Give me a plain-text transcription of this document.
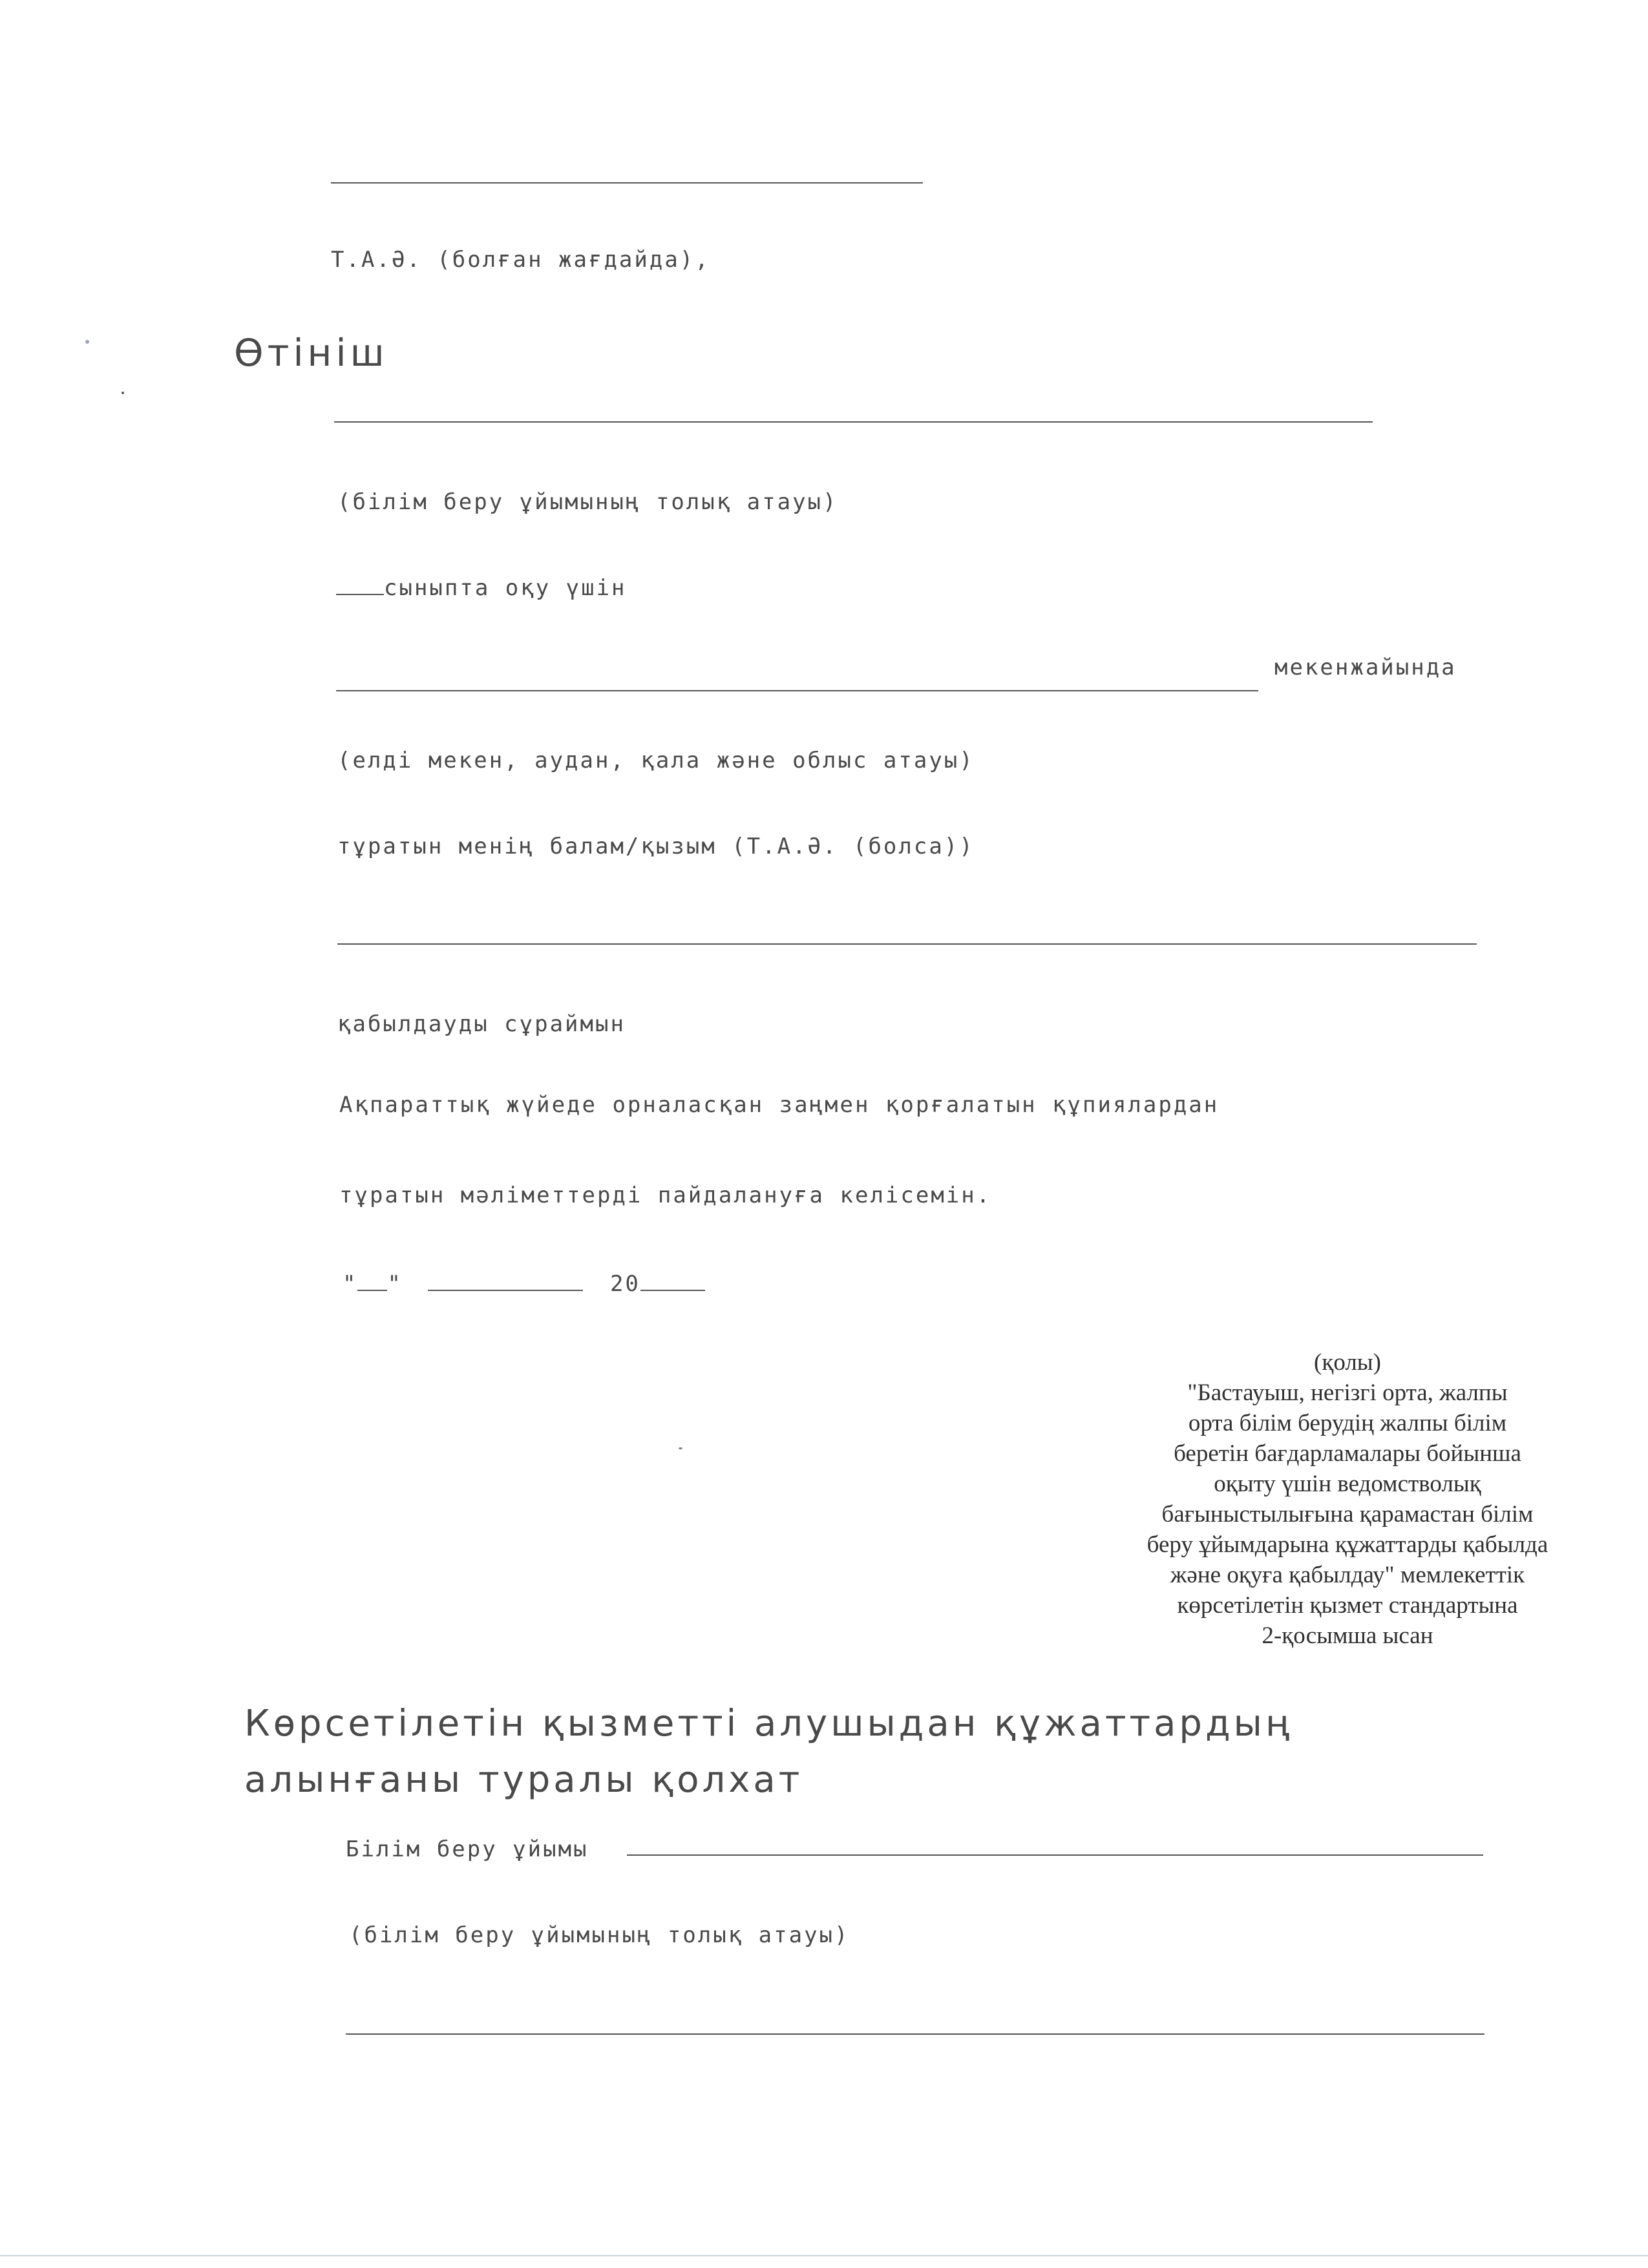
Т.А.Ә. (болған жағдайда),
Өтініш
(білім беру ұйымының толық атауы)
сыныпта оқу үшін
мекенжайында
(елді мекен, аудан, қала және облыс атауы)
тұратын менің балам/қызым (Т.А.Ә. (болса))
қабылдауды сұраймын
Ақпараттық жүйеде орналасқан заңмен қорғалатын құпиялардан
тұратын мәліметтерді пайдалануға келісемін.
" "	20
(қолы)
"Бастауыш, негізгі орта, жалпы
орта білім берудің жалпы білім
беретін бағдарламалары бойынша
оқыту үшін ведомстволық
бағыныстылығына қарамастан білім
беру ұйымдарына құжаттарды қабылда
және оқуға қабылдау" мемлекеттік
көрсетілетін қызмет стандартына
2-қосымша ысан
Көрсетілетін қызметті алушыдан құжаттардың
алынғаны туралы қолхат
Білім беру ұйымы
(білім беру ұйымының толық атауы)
# # # # # # #
**TASK**. All the lines above are to be given again exactly as they read, with the pictures removed.

**WRITTEN ANSWER**.
Give me a plain-text transcription of this document.
Т.А.Ә. (болған жағдайда),
Өтініш
(білім беру ұйымының толық атауы)
сыныпта оқу үшін
мекенжайында
(елді мекен, аудан, қала және облыс атауы)
тұратын менің балам/қызым (Т.А.Ә. (болса))
қабылдауды сұраймын
Ақпараттық жүйеде орналасқан заңмен қорғалатын құпиялардан
тұратын мәліметтерді пайдалануға келісемін.
" "	20
(қолы)
"Бастауыш, негізгі орта, жалпы
орта білім берудің жалпы білім
беретін бағдарламалары бойынша
оқыту үшін ведомстволық
бағыныстылығына қарамастан білім
беру ұйымдарына құжаттарды қабылда
және оқуға қабылдау" мемлекеттік
көрсетілетін қызмет стандартына
2-қосымша ысан
Көрсетілетін қызметті алушыдан құжаттардың
алынғаны туралы қолхат
Білім беру ұйымы
(білім беру ұйымының толық атауы)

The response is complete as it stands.